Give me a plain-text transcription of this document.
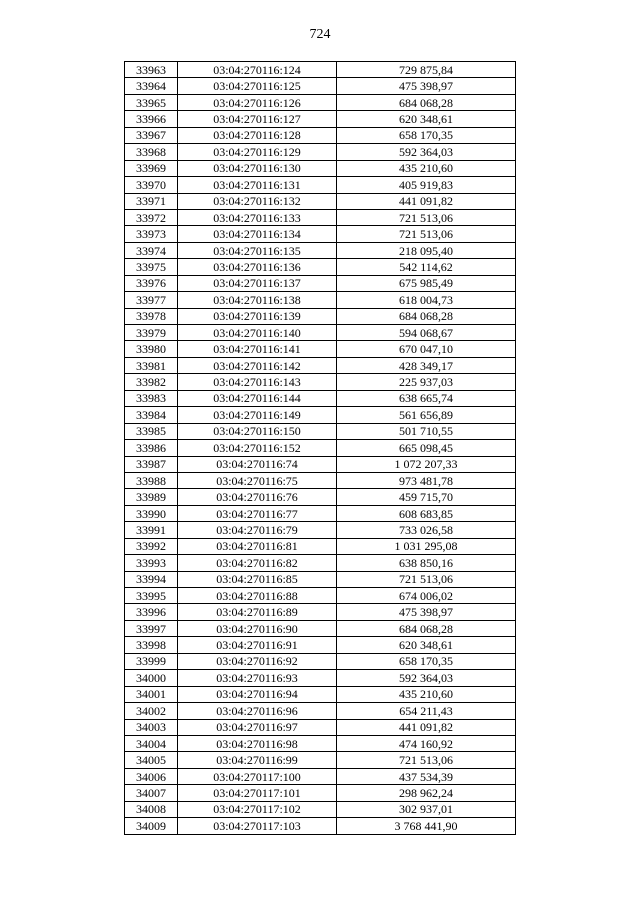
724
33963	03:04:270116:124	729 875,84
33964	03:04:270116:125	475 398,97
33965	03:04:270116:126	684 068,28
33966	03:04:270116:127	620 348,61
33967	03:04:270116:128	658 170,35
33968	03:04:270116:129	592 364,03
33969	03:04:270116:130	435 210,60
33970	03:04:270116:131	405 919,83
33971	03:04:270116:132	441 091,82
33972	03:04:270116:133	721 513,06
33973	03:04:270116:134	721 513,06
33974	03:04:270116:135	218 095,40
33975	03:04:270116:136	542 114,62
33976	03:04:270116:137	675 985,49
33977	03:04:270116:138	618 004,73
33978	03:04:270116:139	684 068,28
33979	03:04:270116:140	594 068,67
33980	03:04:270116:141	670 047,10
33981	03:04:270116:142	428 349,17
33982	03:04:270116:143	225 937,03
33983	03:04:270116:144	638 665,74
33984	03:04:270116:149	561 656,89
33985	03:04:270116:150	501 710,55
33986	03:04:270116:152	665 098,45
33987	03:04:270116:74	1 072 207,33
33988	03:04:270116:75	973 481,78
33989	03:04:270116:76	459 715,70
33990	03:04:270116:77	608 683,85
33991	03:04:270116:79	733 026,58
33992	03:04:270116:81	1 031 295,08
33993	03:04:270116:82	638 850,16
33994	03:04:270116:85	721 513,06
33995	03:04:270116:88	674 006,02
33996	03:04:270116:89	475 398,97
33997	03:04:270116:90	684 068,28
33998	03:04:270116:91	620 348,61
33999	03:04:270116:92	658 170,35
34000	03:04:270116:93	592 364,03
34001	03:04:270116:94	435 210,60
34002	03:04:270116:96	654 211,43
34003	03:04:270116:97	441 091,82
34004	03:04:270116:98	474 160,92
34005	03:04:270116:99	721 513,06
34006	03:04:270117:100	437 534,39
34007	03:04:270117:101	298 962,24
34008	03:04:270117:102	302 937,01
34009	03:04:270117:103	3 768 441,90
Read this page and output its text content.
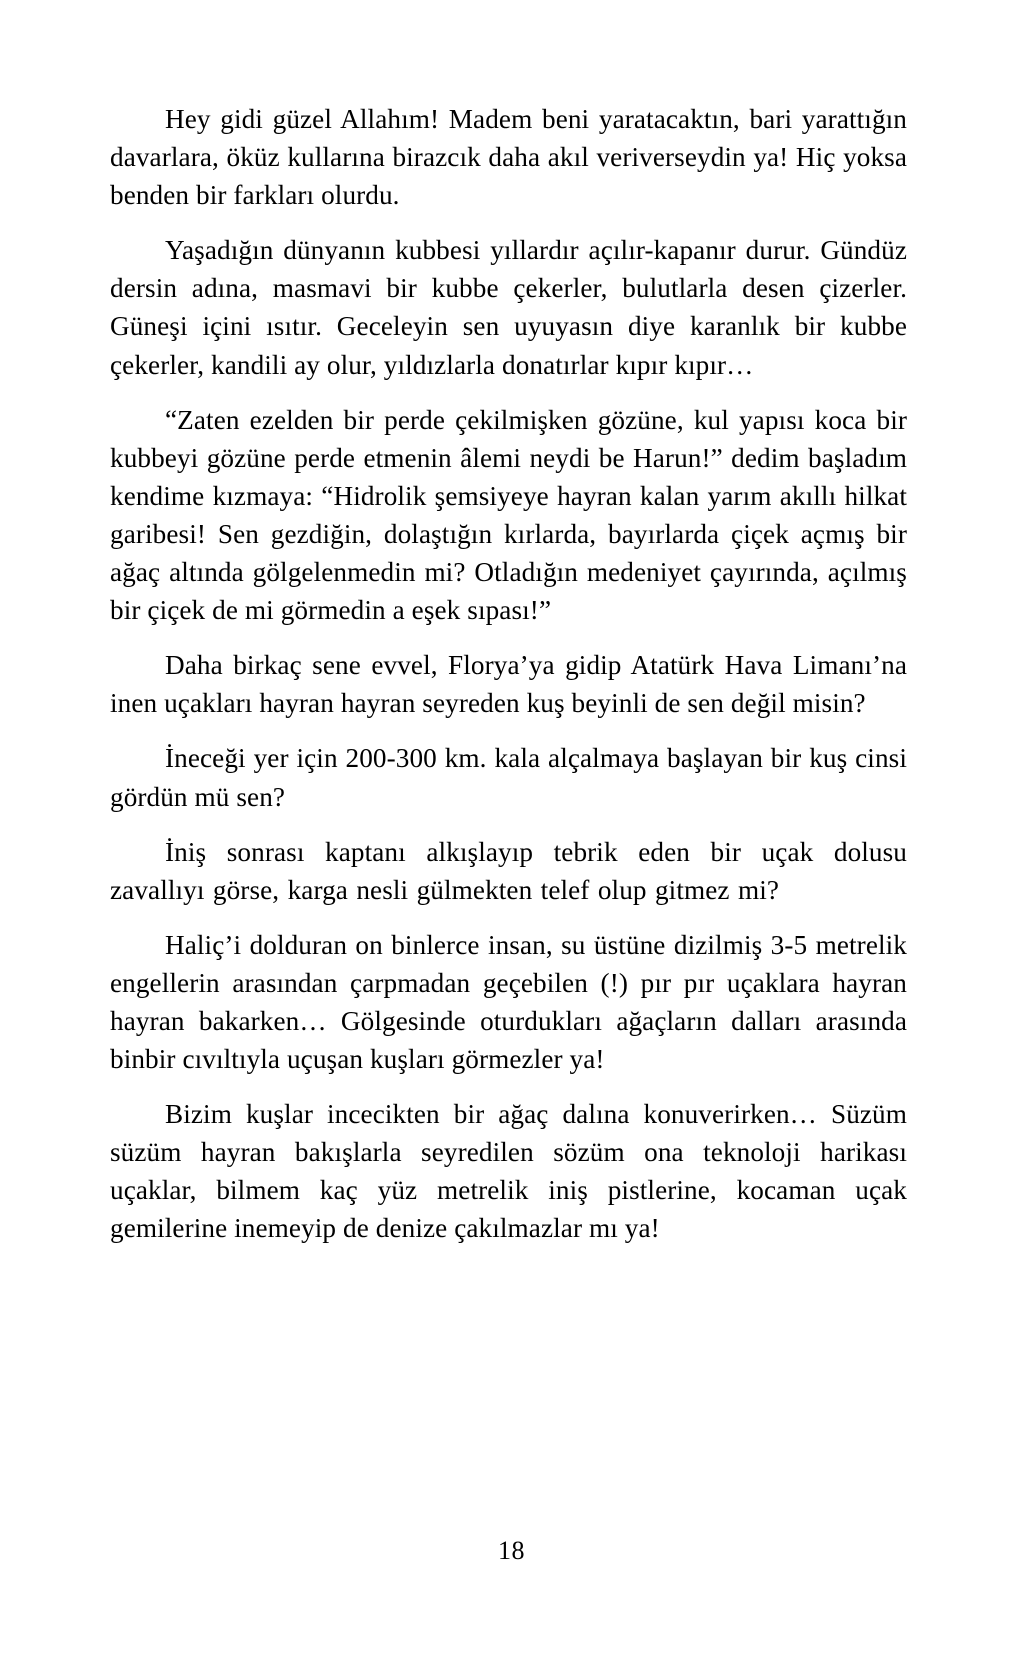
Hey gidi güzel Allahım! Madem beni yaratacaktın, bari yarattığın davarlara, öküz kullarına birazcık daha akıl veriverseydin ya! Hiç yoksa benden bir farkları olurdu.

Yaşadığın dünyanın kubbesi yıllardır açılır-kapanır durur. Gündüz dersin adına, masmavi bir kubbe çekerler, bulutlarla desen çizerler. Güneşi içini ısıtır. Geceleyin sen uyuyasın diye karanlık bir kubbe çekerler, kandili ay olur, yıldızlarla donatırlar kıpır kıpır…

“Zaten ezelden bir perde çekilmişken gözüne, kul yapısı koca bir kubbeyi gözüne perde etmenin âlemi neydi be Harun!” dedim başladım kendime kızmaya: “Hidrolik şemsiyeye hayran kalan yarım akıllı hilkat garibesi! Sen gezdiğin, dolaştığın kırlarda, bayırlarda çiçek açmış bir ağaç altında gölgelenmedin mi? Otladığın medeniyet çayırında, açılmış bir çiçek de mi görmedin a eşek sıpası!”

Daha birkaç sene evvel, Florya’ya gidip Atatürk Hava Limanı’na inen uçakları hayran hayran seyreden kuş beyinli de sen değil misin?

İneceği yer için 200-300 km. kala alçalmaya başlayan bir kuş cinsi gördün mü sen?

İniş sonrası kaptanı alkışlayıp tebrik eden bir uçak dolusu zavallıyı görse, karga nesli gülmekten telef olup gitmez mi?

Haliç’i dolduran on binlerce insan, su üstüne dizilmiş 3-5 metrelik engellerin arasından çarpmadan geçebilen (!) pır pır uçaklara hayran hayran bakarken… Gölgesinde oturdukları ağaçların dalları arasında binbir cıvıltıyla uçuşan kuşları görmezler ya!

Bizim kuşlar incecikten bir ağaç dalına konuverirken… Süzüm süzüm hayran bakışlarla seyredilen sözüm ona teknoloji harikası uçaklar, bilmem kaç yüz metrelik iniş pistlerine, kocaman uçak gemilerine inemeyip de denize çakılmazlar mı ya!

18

* * * *

The exercise: Make an exact copy of the records above, with the pictures left out.

Correct response:
Give me a plain-text transcription of this document.
724
33963	03:04:270116:124	729 875,84
33964	03:04:270116:125	475 398,97
33965	03:04:270116:126	684 068,28
33966	03:04:270116:127	620 348,61
33967	03:04:270116:128	658 170,35
33968	03:04:270116:129	592 364,03
33969	03:04:270116:130	435 210,60
33970	03:04:270116:131	405 919,83
33971	03:04:270116:132	441 091,82
33972	03:04:270116:133	721 513,06
33973	03:04:270116:134	721 513,06
33974	03:04:270116:135	218 095,40
33975	03:04:270116:136	542 114,62
33976	03:04:270116:137	675 985,49
33977	03:04:270116:138	618 004,73
33978	03:04:270116:139	684 068,28
33979	03:04:270116:140	594 068,67
33980	03:04:270116:141	670 047,10
33981	03:04:270116:142	428 349,17
33982	03:04:270116:143	225 937,03
33983	03:04:270116:144	638 665,74
33984	03:04:270116:149	561 656,89
33985	03:04:270116:150	501 710,55
33986	03:04:270116:152	665 098,45
33987	03:04:270116:74	1 072 207,33
33988	03:04:270116:75	973 481,78
33989	03:04:270116:76	459 715,70
33990	03:04:270116:77	608 683,85
33991	03:04:270116:79	733 026,58
33992	03:04:270116:81	1 031 295,08
33993	03:04:270116:82	638 850,16
33994	03:04:270116:85	721 513,06
33995	03:04:270116:88	674 006,02
33996	03:04:270116:89	475 398,97
33997	03:04:270116:90	684 068,28
33998	03:04:270116:91	620 348,61
33999	03:04:270116:92	658 170,35
34000	03:04:270116:93	592 364,03
34001	03:04:270116:94	435 210,60
34002	03:04:270116:96	654 211,43
34003	03:04:270116:97	441 091,82
34004	03:04:270116:98	474 160,92
34005	03:04:270116:99	721 513,06
34006	03:04:270117:100	437 534,39
34007	03:04:270117:101	298 962,24
34008	03:04:270117:102	302 937,01
34009	03:04:270117:103	3 768 441,90
Read this page and output its text content.
Hey gidi güzel Allahım! Madem beni yaratacaktın, bari yarattığın davarlara, öküz kullarına birazcık daha akıl veriverseydin ya! Hiç yoksa benden bir farkları olurdu.

Yaşadığın dünyanın kubbesi yıllardır açılır-kapanır durur. Gündüz dersin adına, masmavi bir kubbe çekerler, bulutlarla desen çizerler. Güneşi içini ısıtır. Geceleyin sen uyuyasın diye karanlık bir kubbe çekerler, kandili ay olur, yıldızlarla donatırlar kıpır kıpır…

“Zaten ezelden bir perde çekilmişken gözüne, kul yapısı koca bir kubbeyi gözüne perde etmenin âlemi neydi be Harun!” dedim başladım kendime kızmaya: “Hidrolik şemsiyeye hayran kalan yarım akıllı hilkat garibesi! Sen gezdiğin, dolaştığın kırlarda, bayırlarda çiçek açmış bir ağaç altında gölgelenmedin mi? Otladığın medeniyet çayırında, açılmış bir çiçek de mi görmedin a eşek sıpası!”

Daha birkaç sene evvel, Florya’ya gidip Atatürk Hava Limanı’na inen uçakları hayran hayran seyreden kuş beyinli de sen değil misin?

İneceği yer için 200-300 km. kala alçalmaya başlayan bir kuş cinsi gördün mü sen?

İniş sonrası kaptanı alkışlayıp tebrik eden bir uçak dolusu zavallıyı görse, karga nesli gülmekten telef olup gitmez mi?

Haliç’i dolduran on binlerce insan, su üstüne dizilmiş 3-5 metrelik engellerin arasından çarpmadan geçebilen (!) pır pır uçaklara hayran hayran bakarken… Gölgesinde oturdukları ağaçların dalları arasında binbir cıvıltıyla uçuşan kuşları görmezler ya!

Bizim kuşlar incecikten bir ağaç dalına konuverirken… Süzüm süzüm hayran bakışlarla seyredilen sözüm ona teknoloji harikası uçaklar, bilmem kaç yüz metrelik iniş pistlerine, kocaman uçak gemilerine inemeyip de denize çakılmazlar mı ya!

18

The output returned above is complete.